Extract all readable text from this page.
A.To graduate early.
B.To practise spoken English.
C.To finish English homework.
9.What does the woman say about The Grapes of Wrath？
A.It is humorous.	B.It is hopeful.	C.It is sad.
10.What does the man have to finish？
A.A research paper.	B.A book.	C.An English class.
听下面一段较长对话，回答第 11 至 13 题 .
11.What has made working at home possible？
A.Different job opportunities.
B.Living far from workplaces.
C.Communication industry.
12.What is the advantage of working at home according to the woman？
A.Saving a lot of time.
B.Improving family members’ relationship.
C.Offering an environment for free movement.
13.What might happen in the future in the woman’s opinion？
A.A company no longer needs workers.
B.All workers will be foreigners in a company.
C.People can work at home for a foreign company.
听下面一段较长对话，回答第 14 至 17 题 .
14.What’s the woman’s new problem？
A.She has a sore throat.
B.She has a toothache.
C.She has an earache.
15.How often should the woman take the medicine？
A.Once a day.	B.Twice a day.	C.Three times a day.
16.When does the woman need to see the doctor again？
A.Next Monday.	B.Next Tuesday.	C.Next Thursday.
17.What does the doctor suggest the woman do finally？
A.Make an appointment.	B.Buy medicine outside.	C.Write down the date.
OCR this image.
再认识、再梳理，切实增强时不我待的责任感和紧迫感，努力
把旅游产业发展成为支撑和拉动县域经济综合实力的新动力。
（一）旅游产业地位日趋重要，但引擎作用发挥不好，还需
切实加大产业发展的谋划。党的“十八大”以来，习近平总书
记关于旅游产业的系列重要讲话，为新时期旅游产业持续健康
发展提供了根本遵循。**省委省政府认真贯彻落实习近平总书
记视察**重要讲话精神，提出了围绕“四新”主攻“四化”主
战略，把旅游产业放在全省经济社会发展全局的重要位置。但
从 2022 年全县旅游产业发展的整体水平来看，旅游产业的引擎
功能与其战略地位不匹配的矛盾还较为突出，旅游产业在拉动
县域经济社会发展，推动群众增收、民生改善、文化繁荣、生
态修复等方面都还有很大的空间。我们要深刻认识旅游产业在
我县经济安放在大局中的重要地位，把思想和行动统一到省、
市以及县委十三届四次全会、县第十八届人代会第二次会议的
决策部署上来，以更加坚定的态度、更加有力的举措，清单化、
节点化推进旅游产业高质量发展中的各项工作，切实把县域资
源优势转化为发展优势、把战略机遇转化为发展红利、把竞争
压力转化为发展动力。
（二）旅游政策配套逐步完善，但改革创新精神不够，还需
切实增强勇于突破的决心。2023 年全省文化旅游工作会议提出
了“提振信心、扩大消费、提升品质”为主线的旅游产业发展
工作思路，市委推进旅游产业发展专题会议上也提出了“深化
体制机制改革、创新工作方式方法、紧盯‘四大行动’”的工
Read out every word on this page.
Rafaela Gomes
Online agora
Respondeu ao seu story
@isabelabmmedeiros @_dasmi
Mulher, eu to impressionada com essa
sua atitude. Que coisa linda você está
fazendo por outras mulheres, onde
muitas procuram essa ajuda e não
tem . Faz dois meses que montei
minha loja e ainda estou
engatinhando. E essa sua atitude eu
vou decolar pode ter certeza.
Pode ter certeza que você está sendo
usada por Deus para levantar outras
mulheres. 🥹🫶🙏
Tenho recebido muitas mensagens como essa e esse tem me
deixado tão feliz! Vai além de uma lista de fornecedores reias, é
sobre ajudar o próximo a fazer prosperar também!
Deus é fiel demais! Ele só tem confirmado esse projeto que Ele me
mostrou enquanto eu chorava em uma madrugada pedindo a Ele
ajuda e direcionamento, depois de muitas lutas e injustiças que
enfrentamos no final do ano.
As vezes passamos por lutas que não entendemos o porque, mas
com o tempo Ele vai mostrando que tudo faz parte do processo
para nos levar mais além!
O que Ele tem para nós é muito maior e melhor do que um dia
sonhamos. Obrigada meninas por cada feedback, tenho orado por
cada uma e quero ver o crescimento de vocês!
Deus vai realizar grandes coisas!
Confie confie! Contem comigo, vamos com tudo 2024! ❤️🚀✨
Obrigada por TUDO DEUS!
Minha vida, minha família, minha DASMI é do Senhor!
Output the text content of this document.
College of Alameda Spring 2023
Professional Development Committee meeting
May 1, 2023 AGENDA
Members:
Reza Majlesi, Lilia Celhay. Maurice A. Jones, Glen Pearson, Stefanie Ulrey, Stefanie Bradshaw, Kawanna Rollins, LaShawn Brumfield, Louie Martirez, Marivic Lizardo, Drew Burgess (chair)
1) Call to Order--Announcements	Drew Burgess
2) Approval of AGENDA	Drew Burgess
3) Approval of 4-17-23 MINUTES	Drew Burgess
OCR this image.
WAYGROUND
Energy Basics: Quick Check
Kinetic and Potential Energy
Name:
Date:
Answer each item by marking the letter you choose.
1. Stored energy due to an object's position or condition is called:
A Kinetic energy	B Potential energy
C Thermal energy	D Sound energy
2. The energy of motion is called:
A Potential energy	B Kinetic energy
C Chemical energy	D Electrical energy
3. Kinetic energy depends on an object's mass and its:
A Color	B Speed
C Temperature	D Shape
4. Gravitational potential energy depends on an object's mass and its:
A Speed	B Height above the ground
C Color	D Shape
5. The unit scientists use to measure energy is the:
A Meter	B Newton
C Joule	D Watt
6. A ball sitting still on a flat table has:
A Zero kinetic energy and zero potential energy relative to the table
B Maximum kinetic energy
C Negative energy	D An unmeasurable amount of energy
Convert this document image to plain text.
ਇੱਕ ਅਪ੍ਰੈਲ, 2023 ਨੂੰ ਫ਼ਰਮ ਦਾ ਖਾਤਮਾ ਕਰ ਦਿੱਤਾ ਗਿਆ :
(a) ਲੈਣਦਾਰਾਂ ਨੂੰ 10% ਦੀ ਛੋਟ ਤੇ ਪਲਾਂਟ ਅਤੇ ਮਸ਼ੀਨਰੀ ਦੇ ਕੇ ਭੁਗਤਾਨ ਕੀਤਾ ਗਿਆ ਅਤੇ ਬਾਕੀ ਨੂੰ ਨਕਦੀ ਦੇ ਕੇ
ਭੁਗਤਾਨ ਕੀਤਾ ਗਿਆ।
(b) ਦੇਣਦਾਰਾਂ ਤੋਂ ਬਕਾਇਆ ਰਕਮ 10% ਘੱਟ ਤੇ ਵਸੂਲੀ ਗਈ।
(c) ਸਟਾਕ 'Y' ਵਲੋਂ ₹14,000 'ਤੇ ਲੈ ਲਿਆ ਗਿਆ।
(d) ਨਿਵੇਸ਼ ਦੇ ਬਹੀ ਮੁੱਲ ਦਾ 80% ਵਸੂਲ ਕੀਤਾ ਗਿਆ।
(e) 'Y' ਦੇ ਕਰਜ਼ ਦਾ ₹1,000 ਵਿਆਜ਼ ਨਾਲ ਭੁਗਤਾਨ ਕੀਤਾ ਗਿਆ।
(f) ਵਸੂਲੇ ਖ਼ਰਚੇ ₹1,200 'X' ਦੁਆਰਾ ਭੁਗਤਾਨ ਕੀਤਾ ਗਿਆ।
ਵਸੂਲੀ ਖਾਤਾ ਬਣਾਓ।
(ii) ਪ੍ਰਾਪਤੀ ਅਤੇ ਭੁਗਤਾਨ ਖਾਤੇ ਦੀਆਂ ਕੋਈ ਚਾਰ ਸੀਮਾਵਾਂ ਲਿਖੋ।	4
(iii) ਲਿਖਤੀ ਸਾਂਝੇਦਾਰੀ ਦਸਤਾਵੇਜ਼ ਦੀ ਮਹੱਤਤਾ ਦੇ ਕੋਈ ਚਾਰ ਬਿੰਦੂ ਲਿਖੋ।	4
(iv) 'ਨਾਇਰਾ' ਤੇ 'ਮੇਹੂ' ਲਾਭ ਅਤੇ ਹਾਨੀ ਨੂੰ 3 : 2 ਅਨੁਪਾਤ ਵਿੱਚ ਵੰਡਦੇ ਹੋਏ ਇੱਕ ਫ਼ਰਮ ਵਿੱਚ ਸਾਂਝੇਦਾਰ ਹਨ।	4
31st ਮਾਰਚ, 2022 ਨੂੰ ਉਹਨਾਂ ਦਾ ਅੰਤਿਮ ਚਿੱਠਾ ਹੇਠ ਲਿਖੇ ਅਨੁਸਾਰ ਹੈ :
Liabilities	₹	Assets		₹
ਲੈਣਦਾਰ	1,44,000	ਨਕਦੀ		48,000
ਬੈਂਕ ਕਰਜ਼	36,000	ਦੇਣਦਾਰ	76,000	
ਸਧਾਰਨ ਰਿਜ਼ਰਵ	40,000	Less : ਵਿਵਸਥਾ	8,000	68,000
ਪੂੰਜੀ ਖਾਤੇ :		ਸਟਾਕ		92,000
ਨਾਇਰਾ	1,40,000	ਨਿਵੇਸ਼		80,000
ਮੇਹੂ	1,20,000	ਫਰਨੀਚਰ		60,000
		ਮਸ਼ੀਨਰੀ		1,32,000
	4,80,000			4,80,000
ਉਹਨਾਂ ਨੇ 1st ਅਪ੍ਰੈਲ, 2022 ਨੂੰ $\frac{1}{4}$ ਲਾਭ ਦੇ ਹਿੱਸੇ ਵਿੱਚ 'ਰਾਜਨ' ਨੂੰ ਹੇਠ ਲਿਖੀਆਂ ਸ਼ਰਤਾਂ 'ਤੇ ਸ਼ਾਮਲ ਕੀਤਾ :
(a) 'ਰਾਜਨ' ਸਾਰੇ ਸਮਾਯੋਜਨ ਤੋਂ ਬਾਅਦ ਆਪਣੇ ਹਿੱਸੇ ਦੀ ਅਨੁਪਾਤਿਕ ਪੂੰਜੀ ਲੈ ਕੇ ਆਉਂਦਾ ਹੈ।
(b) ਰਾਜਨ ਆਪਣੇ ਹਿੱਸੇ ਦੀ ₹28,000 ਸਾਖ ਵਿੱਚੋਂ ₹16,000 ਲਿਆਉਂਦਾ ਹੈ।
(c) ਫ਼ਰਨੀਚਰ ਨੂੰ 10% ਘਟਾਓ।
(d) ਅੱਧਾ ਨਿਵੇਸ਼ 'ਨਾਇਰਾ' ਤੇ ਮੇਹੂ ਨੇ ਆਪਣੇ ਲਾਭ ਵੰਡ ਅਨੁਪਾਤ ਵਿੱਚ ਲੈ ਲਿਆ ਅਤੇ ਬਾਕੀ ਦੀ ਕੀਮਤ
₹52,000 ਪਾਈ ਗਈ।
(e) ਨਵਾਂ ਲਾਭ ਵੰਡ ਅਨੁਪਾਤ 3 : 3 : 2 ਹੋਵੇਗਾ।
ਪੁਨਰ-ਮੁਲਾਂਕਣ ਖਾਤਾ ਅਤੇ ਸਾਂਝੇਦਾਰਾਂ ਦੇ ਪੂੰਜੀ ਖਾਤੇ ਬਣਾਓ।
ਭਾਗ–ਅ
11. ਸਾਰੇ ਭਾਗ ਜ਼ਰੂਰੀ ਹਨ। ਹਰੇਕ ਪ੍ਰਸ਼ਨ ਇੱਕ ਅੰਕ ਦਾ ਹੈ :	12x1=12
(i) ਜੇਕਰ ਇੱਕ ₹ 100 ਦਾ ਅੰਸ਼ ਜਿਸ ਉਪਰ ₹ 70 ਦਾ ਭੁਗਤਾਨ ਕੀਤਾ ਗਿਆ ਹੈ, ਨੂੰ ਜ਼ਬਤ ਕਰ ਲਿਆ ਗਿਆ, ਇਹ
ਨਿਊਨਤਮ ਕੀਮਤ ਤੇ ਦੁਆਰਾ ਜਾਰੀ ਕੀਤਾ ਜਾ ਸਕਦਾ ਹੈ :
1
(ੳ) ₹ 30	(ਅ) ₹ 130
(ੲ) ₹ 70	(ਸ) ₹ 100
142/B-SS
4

What you will do → Copy every line in the listing above where the string "medicine" turns up.

Answer to the task →
15.How often should the woman take the medicine？
A.Make an appointment.	B.Buy medicine outside.	C.Write down the date.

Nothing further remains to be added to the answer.